## PROBLEM REQUIREMENTS
Extract all lines containing "hình".

## MATERIAL TO PROCESS
____________________

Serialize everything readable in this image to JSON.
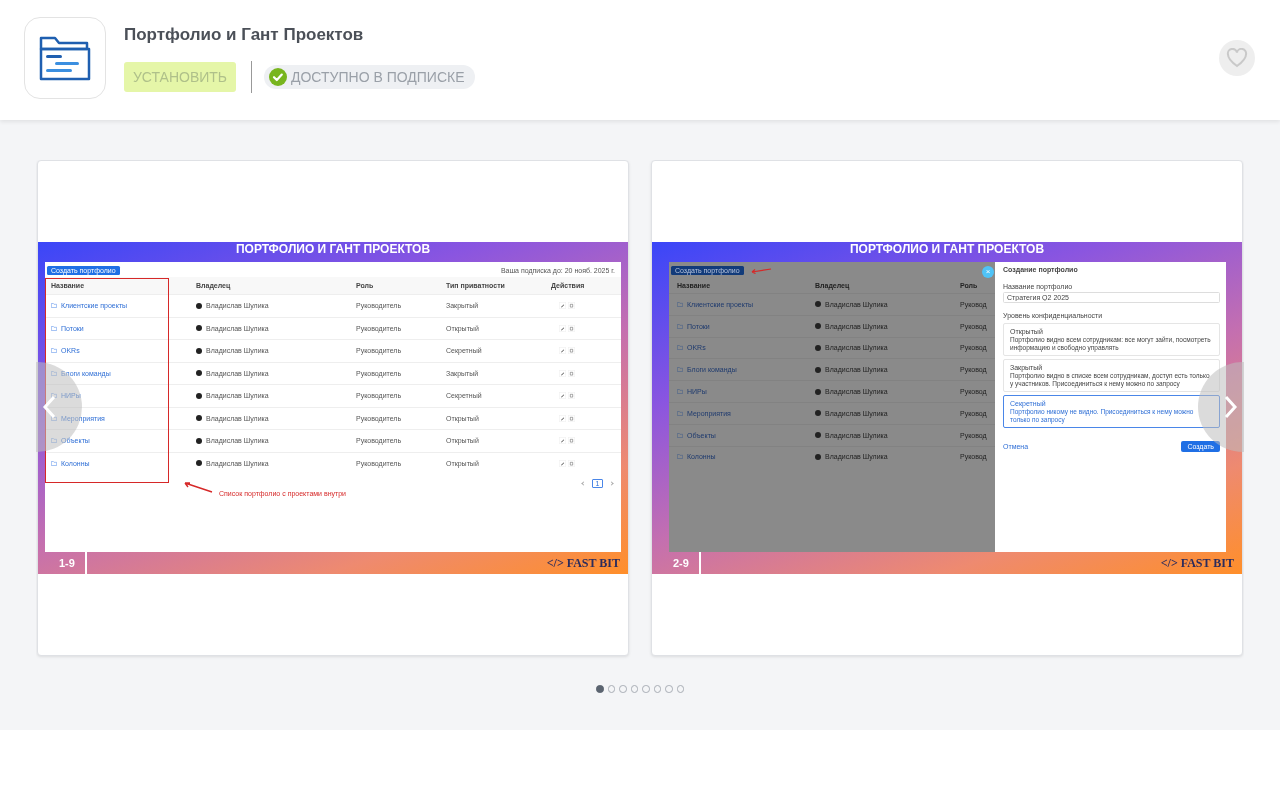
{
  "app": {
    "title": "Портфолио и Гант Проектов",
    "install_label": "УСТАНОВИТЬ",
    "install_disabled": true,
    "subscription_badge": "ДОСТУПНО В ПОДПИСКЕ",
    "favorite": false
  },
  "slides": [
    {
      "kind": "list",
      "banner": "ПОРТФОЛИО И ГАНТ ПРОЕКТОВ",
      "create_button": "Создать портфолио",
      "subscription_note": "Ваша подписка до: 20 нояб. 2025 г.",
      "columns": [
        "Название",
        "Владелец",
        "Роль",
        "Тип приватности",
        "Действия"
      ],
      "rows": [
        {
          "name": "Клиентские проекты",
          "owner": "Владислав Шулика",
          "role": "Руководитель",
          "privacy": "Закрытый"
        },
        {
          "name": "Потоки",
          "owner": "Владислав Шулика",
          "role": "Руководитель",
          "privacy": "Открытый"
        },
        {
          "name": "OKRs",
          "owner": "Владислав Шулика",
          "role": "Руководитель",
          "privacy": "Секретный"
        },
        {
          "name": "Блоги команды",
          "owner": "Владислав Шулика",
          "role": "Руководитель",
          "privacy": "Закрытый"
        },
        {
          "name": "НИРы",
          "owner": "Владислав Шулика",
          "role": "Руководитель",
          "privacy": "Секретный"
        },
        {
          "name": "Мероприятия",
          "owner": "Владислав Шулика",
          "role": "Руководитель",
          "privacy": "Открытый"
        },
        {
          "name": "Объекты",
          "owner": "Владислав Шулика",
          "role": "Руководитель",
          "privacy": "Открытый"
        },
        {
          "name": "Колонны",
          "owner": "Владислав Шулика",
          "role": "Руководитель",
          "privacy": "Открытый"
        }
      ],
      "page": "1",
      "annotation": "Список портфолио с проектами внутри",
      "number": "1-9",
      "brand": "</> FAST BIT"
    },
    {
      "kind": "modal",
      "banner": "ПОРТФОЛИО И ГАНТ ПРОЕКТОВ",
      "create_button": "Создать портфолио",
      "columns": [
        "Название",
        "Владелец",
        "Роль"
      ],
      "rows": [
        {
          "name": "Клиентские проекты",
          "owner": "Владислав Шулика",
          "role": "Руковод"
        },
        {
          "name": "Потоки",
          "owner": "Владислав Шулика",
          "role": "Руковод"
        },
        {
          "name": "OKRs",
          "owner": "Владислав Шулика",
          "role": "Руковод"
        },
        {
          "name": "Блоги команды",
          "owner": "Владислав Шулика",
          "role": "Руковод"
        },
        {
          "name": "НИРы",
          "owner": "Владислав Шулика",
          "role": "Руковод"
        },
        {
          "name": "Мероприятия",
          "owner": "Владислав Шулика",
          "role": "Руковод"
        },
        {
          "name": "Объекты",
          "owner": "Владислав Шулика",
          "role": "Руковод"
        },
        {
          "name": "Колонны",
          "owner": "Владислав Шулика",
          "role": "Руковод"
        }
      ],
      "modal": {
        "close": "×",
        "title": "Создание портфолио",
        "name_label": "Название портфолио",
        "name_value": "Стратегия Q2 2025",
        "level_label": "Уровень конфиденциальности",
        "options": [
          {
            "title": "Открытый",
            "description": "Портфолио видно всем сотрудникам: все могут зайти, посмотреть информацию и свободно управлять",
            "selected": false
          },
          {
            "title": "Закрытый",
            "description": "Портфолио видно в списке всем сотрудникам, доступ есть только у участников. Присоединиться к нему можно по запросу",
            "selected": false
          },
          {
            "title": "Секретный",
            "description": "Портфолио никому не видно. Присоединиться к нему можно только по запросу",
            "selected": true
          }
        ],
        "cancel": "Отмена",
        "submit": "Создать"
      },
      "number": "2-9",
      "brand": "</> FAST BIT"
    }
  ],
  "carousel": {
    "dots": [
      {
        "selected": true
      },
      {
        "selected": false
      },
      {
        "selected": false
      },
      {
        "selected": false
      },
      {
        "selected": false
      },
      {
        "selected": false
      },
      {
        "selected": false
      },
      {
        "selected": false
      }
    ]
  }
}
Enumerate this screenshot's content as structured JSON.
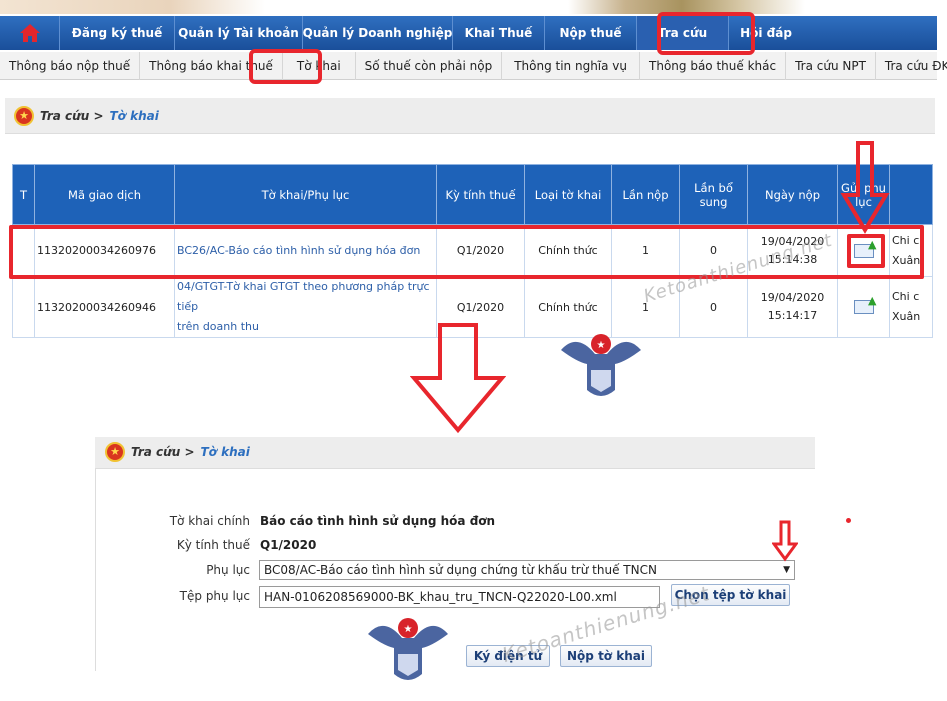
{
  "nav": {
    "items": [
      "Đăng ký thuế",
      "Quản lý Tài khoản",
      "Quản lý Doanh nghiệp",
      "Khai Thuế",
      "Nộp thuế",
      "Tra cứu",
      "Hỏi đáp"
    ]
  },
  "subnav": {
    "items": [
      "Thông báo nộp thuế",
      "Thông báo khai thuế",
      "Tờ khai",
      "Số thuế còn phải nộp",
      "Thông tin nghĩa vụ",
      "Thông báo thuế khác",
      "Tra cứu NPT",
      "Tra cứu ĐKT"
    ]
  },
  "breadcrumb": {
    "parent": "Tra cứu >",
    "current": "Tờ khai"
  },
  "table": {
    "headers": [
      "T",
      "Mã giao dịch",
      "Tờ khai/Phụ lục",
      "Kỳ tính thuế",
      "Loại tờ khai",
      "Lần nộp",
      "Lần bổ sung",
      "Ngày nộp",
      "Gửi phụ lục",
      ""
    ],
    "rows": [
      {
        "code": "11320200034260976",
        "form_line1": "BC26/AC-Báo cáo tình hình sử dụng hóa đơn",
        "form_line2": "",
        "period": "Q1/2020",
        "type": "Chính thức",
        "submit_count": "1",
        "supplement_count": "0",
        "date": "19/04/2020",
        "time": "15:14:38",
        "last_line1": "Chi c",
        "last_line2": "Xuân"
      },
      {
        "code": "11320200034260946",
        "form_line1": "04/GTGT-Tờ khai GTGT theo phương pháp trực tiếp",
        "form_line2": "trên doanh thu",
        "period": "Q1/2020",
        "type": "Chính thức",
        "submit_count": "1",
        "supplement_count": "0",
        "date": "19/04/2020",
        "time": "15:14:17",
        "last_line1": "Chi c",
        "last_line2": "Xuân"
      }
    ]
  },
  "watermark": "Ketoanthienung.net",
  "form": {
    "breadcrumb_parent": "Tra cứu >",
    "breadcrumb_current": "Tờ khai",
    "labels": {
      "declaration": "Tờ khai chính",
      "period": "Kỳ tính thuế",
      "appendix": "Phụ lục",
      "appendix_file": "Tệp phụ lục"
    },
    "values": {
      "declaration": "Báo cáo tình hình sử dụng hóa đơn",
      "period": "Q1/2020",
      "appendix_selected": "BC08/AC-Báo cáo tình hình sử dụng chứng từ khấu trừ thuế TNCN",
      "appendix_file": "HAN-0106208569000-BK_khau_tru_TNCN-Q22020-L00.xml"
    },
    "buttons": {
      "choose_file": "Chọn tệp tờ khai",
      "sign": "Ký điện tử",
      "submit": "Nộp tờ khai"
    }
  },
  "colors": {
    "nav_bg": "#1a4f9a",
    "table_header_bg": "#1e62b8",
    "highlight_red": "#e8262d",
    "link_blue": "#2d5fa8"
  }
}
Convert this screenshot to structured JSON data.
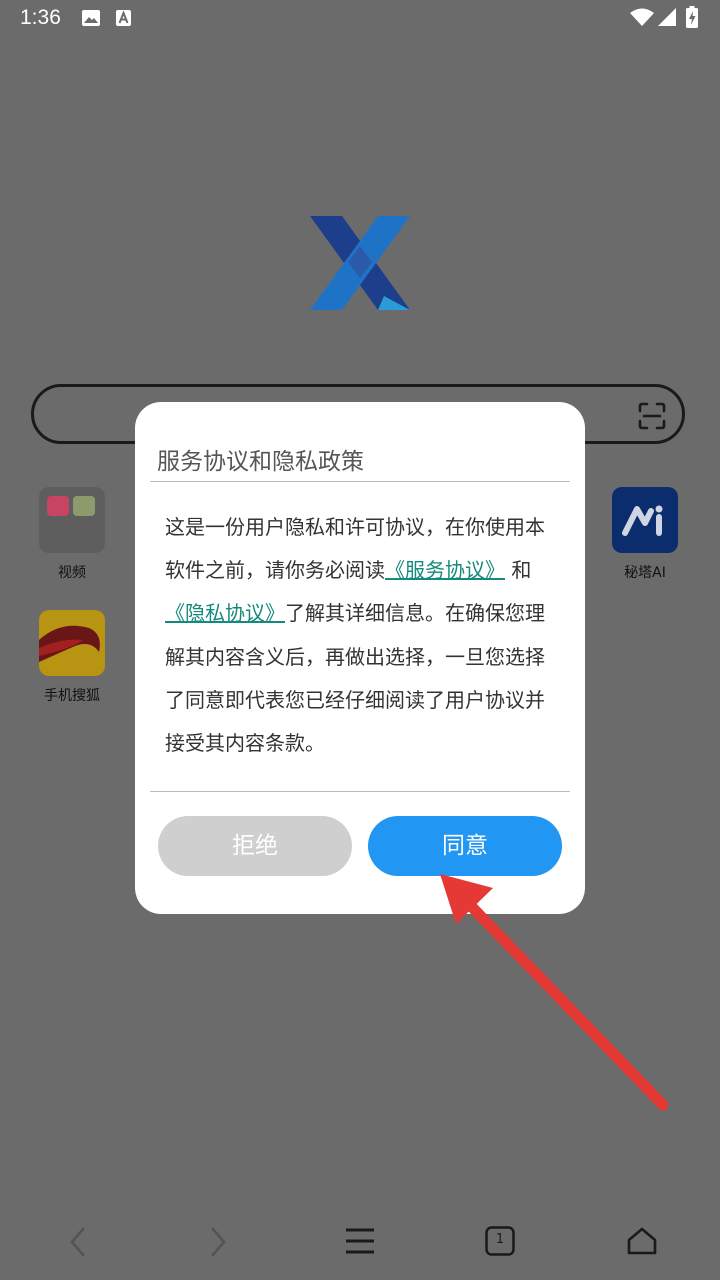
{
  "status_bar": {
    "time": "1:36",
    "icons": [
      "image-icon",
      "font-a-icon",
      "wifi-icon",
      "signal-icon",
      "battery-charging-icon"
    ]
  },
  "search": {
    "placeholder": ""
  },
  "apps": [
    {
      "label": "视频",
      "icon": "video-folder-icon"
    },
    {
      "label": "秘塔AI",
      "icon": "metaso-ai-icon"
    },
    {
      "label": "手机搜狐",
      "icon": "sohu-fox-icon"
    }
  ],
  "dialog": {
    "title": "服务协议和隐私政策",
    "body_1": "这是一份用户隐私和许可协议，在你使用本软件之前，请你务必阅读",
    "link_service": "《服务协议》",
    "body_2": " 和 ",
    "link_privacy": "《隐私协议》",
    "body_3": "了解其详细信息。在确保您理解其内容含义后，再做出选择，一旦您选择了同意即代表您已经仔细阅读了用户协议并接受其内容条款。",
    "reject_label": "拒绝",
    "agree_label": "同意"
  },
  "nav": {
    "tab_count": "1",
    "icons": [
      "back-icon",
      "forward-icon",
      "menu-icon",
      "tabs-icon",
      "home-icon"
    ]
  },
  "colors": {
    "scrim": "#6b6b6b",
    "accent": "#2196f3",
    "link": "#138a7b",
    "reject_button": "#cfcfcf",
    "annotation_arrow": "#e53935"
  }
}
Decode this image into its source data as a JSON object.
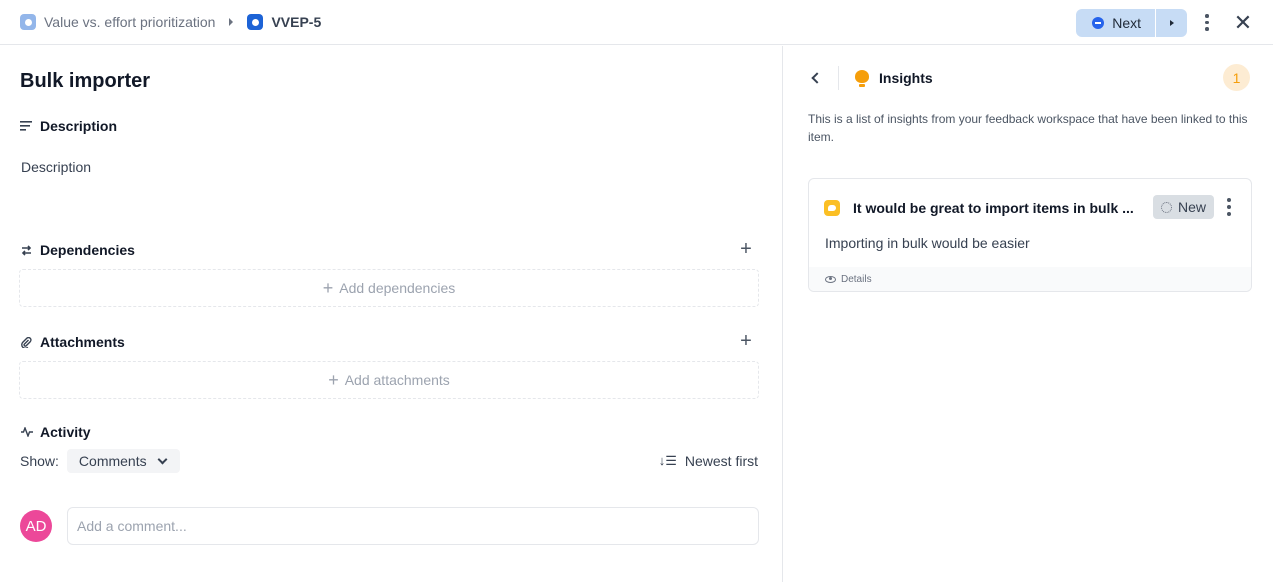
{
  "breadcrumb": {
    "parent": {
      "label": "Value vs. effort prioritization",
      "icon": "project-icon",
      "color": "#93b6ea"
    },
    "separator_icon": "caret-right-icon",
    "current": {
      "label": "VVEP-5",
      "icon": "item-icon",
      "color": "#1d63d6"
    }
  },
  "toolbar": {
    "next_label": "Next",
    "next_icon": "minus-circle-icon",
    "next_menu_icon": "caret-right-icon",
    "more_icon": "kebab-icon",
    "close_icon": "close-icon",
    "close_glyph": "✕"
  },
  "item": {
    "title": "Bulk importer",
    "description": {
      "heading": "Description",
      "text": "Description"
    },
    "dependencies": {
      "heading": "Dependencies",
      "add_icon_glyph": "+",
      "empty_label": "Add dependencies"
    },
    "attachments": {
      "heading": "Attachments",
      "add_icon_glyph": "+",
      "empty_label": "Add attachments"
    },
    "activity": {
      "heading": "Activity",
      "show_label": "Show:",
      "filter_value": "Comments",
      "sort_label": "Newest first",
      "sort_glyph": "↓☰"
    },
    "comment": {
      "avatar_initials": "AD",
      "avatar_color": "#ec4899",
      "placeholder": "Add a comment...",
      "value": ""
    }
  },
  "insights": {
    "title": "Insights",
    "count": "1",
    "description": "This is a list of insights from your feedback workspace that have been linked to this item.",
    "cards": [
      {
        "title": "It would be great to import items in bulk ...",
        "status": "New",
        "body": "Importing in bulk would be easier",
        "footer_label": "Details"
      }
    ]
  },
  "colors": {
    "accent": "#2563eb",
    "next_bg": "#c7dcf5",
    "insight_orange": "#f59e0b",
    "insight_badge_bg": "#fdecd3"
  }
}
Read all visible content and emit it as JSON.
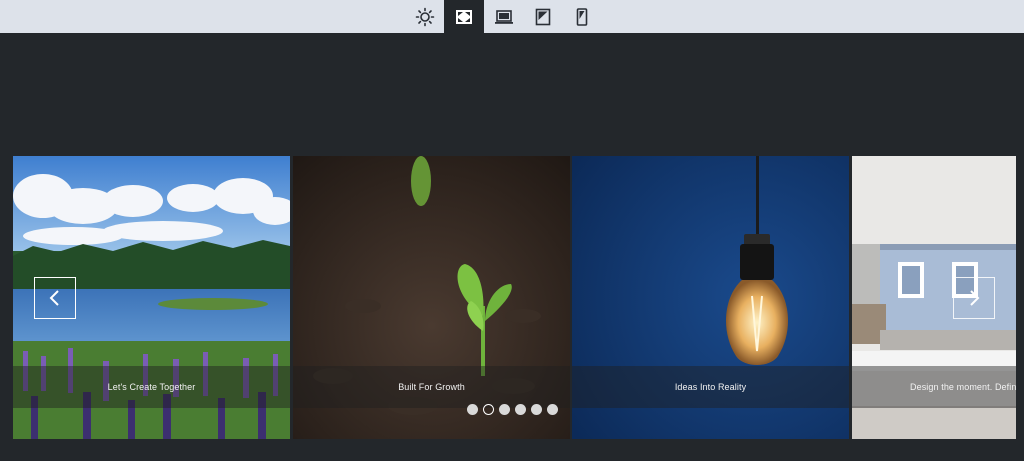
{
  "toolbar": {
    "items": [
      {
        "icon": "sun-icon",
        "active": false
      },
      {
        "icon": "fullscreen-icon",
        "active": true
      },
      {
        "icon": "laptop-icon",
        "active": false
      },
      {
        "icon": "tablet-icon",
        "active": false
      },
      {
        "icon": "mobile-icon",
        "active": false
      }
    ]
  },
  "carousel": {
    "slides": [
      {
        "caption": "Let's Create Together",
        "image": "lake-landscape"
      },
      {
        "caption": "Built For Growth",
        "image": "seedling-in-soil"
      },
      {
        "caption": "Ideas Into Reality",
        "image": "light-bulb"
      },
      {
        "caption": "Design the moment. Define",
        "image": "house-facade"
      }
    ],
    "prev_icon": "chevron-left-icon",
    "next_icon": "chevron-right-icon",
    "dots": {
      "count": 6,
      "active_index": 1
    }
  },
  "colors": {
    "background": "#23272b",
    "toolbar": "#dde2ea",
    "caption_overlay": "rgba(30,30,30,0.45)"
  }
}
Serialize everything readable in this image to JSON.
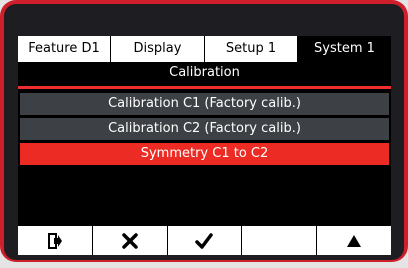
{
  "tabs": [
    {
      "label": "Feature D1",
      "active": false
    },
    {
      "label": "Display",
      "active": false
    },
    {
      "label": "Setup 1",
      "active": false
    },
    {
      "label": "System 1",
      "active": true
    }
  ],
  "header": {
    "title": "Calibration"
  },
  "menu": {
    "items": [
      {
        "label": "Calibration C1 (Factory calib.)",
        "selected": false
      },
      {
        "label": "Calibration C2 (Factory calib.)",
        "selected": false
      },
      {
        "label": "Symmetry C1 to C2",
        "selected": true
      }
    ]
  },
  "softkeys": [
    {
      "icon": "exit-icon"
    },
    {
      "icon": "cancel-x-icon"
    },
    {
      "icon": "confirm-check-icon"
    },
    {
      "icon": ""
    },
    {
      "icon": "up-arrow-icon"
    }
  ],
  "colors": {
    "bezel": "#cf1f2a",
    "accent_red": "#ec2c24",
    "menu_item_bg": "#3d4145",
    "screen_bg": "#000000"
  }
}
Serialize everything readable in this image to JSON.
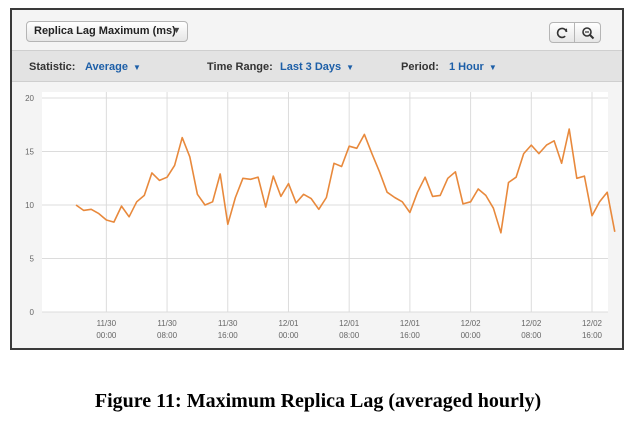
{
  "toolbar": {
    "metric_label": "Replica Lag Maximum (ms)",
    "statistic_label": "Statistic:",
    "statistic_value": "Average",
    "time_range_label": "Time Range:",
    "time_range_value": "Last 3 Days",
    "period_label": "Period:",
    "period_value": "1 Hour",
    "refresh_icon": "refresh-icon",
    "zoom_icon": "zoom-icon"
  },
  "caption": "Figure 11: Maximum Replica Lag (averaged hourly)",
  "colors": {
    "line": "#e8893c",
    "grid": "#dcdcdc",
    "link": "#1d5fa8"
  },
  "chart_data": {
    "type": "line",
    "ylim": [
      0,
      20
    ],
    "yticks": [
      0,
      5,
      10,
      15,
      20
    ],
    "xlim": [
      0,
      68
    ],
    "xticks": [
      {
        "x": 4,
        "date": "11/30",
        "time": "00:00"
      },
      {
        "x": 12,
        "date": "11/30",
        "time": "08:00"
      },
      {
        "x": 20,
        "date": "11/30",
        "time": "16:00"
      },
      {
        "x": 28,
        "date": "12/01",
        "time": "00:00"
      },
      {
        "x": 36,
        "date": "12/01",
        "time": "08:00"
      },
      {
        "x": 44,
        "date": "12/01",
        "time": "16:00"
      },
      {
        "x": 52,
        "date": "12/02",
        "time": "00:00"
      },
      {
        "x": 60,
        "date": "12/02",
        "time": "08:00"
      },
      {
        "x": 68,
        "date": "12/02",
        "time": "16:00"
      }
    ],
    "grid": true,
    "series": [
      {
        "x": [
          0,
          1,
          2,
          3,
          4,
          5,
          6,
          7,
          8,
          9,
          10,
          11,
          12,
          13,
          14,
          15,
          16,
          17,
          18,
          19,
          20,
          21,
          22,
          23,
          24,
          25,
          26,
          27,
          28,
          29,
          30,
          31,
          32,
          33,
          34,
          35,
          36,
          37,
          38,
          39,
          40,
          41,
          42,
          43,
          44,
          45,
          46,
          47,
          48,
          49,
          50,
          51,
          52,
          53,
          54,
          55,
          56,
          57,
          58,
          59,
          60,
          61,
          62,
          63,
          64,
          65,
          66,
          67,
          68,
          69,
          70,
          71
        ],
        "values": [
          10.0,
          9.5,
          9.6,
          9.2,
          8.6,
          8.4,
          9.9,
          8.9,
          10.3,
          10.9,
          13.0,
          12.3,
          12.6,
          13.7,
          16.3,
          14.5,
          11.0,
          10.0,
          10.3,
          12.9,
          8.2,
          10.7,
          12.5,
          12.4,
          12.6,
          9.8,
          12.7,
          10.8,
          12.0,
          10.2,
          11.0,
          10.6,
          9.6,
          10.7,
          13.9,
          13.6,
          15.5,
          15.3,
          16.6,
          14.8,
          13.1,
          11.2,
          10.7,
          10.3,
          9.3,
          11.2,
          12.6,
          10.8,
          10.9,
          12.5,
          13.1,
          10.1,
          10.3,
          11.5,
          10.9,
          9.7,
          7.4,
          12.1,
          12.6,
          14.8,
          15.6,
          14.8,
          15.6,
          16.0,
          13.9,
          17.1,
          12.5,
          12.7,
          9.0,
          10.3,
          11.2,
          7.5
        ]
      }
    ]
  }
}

____________________

## RESULT OF THIS TASK
        "form_line1": "BC26/AC-Báo cáo tình hình sử dụng hóa đơn",
      "declaration": "Báo cáo tình hình sử dụng hóa đơn",
      "appendix_selected": "BC08/AC-Báo cáo tình hình sử dụng chứng từ khấu trừ thuế TNCN",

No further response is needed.